What needs to be done: Below are the records; pull every line that includes "Residuals".

[START OF Available data]

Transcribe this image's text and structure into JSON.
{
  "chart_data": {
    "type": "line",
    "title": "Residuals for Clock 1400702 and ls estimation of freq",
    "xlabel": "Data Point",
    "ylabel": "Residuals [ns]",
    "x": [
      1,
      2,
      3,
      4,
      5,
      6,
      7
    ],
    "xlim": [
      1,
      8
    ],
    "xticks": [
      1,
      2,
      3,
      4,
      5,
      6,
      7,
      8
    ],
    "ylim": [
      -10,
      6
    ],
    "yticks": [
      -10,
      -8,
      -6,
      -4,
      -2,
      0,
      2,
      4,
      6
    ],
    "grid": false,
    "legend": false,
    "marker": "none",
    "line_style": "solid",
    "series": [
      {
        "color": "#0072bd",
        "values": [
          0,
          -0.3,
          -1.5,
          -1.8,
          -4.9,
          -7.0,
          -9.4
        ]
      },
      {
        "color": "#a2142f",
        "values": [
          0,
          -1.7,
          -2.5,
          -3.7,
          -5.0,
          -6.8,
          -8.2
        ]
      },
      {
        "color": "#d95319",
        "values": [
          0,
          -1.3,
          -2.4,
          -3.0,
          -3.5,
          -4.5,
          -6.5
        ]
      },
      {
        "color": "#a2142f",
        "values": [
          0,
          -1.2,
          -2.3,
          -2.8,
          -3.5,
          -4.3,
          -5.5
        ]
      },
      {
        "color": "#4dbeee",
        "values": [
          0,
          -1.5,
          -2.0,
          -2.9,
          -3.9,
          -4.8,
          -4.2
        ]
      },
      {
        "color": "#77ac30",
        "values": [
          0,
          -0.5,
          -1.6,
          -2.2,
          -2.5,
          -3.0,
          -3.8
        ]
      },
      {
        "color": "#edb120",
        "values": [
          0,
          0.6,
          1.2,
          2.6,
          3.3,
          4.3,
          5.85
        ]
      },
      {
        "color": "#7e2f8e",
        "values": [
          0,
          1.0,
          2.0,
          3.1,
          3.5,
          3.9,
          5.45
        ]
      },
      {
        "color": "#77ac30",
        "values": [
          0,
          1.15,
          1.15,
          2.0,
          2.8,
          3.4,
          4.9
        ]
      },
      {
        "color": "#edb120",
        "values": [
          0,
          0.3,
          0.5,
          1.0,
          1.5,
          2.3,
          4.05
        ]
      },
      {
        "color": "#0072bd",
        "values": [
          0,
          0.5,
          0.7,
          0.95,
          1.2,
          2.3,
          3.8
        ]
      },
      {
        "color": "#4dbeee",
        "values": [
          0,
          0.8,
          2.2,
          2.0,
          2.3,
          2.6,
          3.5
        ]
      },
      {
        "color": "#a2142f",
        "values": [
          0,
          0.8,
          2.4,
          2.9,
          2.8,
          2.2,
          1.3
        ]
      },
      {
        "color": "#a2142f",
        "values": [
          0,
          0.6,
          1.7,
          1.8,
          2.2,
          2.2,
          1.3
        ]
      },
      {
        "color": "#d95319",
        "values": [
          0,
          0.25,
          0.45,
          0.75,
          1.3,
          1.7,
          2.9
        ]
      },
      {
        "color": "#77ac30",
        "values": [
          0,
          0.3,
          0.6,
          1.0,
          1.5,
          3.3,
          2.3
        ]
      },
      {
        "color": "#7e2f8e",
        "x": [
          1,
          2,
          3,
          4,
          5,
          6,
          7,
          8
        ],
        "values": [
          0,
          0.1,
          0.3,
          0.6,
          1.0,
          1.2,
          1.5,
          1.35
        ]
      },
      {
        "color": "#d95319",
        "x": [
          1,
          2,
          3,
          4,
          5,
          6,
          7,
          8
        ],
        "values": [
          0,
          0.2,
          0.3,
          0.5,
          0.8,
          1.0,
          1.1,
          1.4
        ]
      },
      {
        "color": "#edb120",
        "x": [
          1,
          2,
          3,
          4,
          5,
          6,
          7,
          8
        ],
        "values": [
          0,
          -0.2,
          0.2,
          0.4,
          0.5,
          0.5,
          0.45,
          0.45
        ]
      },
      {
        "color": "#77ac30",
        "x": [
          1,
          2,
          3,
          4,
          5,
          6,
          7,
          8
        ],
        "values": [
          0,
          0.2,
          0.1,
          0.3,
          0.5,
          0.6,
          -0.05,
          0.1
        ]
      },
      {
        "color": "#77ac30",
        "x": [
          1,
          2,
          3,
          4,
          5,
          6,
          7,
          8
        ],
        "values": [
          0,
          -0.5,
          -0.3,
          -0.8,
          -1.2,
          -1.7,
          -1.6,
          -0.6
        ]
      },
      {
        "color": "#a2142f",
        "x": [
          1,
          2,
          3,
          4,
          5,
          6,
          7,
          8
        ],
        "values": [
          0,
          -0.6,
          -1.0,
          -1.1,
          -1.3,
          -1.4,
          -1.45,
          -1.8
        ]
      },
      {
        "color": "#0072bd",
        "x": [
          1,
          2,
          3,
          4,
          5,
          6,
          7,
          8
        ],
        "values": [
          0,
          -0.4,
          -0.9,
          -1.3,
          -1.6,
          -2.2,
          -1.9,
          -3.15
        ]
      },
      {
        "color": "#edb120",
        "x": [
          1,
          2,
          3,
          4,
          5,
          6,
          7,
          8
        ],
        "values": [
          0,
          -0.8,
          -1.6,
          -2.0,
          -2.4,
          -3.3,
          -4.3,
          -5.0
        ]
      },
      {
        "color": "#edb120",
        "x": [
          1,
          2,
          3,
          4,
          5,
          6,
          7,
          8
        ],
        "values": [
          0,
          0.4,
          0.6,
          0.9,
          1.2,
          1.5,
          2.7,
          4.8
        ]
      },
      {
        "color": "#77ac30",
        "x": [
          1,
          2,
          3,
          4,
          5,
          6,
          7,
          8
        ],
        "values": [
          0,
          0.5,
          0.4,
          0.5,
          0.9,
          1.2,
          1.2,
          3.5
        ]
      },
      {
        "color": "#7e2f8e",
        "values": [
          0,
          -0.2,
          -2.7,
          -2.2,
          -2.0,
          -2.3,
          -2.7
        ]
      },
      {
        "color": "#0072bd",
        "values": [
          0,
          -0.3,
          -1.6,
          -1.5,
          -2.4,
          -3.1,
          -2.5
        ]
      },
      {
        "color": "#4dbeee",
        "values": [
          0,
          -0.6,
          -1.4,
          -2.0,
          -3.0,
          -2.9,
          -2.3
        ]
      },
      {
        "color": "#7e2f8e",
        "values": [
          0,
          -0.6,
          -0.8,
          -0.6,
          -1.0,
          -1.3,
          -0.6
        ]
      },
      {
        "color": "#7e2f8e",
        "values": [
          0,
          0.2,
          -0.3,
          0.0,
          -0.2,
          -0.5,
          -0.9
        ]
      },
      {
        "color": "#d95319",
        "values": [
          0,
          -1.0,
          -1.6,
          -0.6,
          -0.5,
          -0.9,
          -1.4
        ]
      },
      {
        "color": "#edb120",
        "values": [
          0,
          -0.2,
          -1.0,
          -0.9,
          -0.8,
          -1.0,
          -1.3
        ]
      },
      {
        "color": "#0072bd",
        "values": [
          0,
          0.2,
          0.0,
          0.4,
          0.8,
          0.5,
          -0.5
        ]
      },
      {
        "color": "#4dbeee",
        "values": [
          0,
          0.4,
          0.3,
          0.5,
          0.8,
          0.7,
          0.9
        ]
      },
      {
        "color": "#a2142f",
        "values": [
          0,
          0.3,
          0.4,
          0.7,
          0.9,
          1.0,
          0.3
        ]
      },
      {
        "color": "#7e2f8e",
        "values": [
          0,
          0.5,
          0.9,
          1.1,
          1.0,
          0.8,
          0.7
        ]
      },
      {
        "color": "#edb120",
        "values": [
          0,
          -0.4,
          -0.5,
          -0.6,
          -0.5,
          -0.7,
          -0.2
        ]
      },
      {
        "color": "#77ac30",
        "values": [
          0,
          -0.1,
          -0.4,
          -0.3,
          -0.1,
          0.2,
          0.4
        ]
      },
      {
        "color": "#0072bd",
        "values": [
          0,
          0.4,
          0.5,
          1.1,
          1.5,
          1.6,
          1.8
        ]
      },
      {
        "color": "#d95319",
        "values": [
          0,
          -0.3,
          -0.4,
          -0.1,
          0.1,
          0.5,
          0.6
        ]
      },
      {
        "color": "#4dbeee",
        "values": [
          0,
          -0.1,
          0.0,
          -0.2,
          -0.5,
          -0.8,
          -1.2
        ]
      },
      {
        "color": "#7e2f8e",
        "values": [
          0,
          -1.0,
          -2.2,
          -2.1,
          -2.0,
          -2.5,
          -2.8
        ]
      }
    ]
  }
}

[END OF Available data]

Result of the exercise:
    "title": "Residuals for Clock 1400702 and ls estimation of freq",
    "ylabel": "Residuals [ns]",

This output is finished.